• Work to complete: Copy out the material below with every "gesamt" changed to "total", leaving everything else the same.

• Task inputs:

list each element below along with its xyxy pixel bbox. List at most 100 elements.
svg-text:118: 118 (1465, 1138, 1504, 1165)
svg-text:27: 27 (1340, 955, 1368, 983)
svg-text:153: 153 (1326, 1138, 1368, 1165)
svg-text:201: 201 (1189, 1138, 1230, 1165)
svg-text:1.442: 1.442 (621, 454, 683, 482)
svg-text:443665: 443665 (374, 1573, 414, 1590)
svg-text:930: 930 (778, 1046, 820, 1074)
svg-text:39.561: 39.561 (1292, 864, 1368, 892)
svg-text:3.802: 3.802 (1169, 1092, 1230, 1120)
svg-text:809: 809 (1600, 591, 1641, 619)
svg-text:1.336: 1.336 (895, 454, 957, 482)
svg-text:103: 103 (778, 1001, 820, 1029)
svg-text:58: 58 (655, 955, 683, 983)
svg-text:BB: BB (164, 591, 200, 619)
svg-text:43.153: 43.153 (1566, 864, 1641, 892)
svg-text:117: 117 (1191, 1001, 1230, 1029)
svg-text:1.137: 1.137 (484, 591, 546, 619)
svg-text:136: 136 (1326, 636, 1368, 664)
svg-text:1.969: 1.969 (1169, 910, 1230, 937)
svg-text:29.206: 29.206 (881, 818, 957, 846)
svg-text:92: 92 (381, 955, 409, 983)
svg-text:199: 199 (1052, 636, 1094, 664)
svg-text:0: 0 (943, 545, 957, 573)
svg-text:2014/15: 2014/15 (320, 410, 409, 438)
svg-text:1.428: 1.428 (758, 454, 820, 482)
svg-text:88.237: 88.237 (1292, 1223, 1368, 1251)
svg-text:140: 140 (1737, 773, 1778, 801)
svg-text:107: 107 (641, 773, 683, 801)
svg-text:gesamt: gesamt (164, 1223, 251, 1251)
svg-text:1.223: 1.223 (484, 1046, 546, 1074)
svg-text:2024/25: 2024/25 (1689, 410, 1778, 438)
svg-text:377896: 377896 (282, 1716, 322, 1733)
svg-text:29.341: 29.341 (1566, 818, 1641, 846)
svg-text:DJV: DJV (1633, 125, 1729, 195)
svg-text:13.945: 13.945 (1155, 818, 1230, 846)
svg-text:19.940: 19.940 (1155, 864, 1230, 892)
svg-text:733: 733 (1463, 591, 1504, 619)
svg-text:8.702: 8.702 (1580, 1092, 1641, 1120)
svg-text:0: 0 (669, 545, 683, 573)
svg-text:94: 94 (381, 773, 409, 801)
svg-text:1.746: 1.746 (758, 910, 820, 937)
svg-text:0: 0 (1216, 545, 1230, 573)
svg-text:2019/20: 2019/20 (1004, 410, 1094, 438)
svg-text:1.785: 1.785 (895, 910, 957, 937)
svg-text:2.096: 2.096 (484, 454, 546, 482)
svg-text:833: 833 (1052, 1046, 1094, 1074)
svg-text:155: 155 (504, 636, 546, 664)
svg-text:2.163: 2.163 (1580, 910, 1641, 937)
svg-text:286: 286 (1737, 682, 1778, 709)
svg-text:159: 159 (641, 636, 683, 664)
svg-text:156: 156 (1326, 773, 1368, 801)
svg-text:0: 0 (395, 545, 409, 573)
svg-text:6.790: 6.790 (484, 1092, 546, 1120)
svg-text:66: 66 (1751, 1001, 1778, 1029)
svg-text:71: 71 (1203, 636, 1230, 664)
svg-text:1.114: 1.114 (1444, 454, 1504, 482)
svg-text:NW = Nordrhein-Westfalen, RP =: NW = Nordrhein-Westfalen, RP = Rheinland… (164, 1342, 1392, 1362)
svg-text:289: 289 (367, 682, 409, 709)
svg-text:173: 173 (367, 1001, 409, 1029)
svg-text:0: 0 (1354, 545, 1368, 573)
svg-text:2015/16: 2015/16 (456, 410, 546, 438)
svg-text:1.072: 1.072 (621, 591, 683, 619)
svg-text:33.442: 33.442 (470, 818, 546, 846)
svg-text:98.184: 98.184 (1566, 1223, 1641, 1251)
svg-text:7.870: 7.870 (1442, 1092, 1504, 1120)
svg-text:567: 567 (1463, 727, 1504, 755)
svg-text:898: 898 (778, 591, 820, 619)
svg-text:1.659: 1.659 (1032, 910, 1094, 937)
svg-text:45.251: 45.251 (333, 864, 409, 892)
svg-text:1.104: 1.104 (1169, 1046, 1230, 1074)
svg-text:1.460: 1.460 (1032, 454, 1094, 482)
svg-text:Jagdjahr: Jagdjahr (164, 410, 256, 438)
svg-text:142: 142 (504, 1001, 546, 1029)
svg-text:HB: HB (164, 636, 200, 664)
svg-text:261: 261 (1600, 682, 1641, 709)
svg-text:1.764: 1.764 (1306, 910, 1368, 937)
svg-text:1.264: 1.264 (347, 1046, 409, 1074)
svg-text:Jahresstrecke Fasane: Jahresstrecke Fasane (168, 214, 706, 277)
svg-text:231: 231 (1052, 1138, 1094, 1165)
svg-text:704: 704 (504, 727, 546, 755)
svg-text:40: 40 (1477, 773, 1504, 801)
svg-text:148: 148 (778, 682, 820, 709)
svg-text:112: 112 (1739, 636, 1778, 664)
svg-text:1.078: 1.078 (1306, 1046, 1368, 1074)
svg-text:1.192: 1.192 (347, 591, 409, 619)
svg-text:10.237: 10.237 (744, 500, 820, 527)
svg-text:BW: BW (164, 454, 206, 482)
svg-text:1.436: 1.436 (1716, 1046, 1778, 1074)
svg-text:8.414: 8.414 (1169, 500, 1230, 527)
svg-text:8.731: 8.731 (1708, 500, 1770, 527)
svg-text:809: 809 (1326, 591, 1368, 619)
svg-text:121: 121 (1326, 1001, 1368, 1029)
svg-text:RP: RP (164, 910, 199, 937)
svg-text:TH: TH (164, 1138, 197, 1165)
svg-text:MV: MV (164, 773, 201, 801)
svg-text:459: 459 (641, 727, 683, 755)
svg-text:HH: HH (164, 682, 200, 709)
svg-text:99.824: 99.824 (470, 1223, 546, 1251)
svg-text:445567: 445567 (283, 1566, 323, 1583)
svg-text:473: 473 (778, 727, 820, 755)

• Completed exercise:
list each element below along with its xyxy pixel bbox. List at most 100 elements.
svg-text:118: 118 (1465, 1138, 1504, 1165)
svg-text:27: 27 (1340, 955, 1368, 983)
svg-text:153: 153 (1326, 1138, 1368, 1165)
svg-text:201: 201 (1189, 1138, 1230, 1165)
svg-text:1.442: 1.442 (621, 454, 683, 482)
svg-text:443665: 443665 (374, 1573, 414, 1590)
svg-text:930: 930 (778, 1046, 820, 1074)
svg-text:39.561: 39.561 (1292, 864, 1368, 892)
svg-text:3.802: 3.802 (1169, 1092, 1230, 1120)
svg-text:809: 809 (1600, 591, 1641, 619)
svg-text:1.336: 1.336 (895, 454, 957, 482)
svg-text:103: 103 (778, 1001, 820, 1029)
svg-text:58: 58 (655, 955, 683, 983)
svg-text:BB: BB (164, 591, 200, 619)
svg-text:43.153: 43.153 (1566, 864, 1641, 892)
svg-text:117: 117 (1191, 1001, 1230, 1029)
svg-text:1.137: 1.137 (484, 591, 546, 619)
svg-text:136: 136 (1326, 636, 1368, 664)
svg-text:1.969: 1.969 (1169, 910, 1230, 937)
svg-text:29.206: 29.206 (881, 818, 957, 846)
svg-text:92: 92 (381, 955, 409, 983)
svg-text:199: 199 (1052, 636, 1094, 664)
svg-text:0: 0 (943, 545, 957, 573)
svg-text:2014/15: 2014/15 (320, 410, 409, 438)
svg-text:1.428: 1.428 (758, 454, 820, 482)
svg-text:88.237: 88.237 (1292, 1223, 1368, 1251)
svg-text:140: 140 (1737, 773, 1778, 801)
svg-text:107: 107 (641, 773, 683, 801)
svg-text:total: total (164, 1223, 251, 1251)
svg-text:1.223: 1.223 (484, 1046, 546, 1074)
svg-text:2024/25: 2024/25 (1689, 410, 1778, 438)
svg-text:377896: 377896 (282, 1716, 322, 1733)
svg-text:29.341: 29.341 (1566, 818, 1641, 846)
svg-text:DJV: DJV (1633, 125, 1729, 195)
svg-text:13.945: 13.945 (1155, 818, 1230, 846)
svg-text:19.940: 19.940 (1155, 864, 1230, 892)
svg-text:733: 733 (1463, 591, 1504, 619)
svg-text:8.702: 8.702 (1580, 1092, 1641, 1120)
svg-text:0: 0 (669, 545, 683, 573)
svg-text:94: 94 (381, 773, 409, 801)
svg-text:1.746: 1.746 (758, 910, 820, 937)
svg-text:0: 0 (1216, 545, 1230, 573)
svg-text:2019/20: 2019/20 (1004, 410, 1094, 438)
svg-text:1.785: 1.785 (895, 910, 957, 937)
svg-text:2.096: 2.096 (484, 454, 546, 482)
svg-text:833: 833 (1052, 1046, 1094, 1074)
svg-text:155: 155 (504, 636, 546, 664)
svg-text:2.163: 2.163 (1580, 910, 1641, 937)
svg-text:286: 286 (1737, 682, 1778, 709)
svg-text:159: 159 (641, 636, 683, 664)
svg-text:156: 156 (1326, 773, 1368, 801)
svg-text:0: 0 (395, 545, 409, 573)
svg-text:6.790: 6.790 (484, 1092, 546, 1120)
svg-text:66: 66 (1751, 1001, 1778, 1029)
svg-text:71: 71 (1203, 636, 1230, 664)
svg-text:1.114: 1.114 (1444, 454, 1504, 482)
svg-text:NW = Nordrhein-Westfalen, RP =: NW = Nordrhein-Westfalen, RP = Rheinland… (164, 1342, 1392, 1362)
svg-text:289: 289 (367, 682, 409, 709)
svg-text:173: 173 (367, 1001, 409, 1029)
svg-text:0: 0 (1354, 545, 1368, 573)
svg-text:2015/16: 2015/16 (456, 410, 546, 438)
svg-text:1.072: 1.072 (621, 591, 683, 619)
svg-text:33.442: 33.442 (470, 818, 546, 846)
svg-text:98.184: 98.184 (1566, 1223, 1641, 1251)
svg-text:7.870: 7.870 (1442, 1092, 1504, 1120)
svg-text:567: 567 (1463, 727, 1504, 755)
svg-text:898: 898 (778, 591, 820, 619)
svg-text:1.659: 1.659 (1032, 910, 1094, 937)
svg-text:45.251: 45.251 (333, 864, 409, 892)
svg-text:1.104: 1.104 (1169, 1046, 1230, 1074)
svg-text:1.460: 1.460 (1032, 454, 1094, 482)
svg-text:Jagdjahr: Jagdjahr (164, 410, 256, 438)
svg-text:142: 142 (504, 1001, 546, 1029)
svg-text:HB: HB (164, 636, 200, 664)
svg-text:261: 261 (1600, 682, 1641, 709)
svg-text:1.764: 1.764 (1306, 910, 1368, 937)
svg-text:1.264: 1.264 (347, 1046, 409, 1074)
svg-text:Jahresstrecke Fasane: Jahresstrecke Fasane (168, 214, 706, 277)
svg-text:231: 231 (1052, 1138, 1094, 1165)
svg-text:704: 704 (504, 727, 546, 755)
svg-text:40: 40 (1477, 773, 1504, 801)
svg-text:148: 148 (778, 682, 820, 709)
svg-text:112: 112 (1739, 636, 1778, 664)
svg-text:1.078: 1.078 (1306, 1046, 1368, 1074)
svg-text:1.192: 1.192 (347, 591, 409, 619)
svg-text:10.237: 10.237 (744, 500, 820, 527)
svg-text:BW: BW (164, 454, 206, 482)
svg-text:1.436: 1.436 (1716, 1046, 1778, 1074)
svg-text:8.414: 8.414 (1169, 500, 1230, 527)
svg-text:8.731: 8.731 (1708, 500, 1770, 527)
svg-text:809: 809 (1326, 591, 1368, 619)
svg-text:121: 121 (1326, 1001, 1368, 1029)
svg-text:RP: RP (164, 910, 199, 937)
svg-text:TH: TH (164, 1138, 197, 1165)
svg-text:MV: MV (164, 773, 201, 801)
svg-text:459: 459 (641, 727, 683, 755)
svg-text:HH: HH (164, 682, 200, 709)
svg-text:99.824: 99.824 (470, 1223, 546, 1251)
svg-text:445567: 445567 (283, 1566, 323, 1583)
svg-text:473: 473 (778, 727, 820, 755)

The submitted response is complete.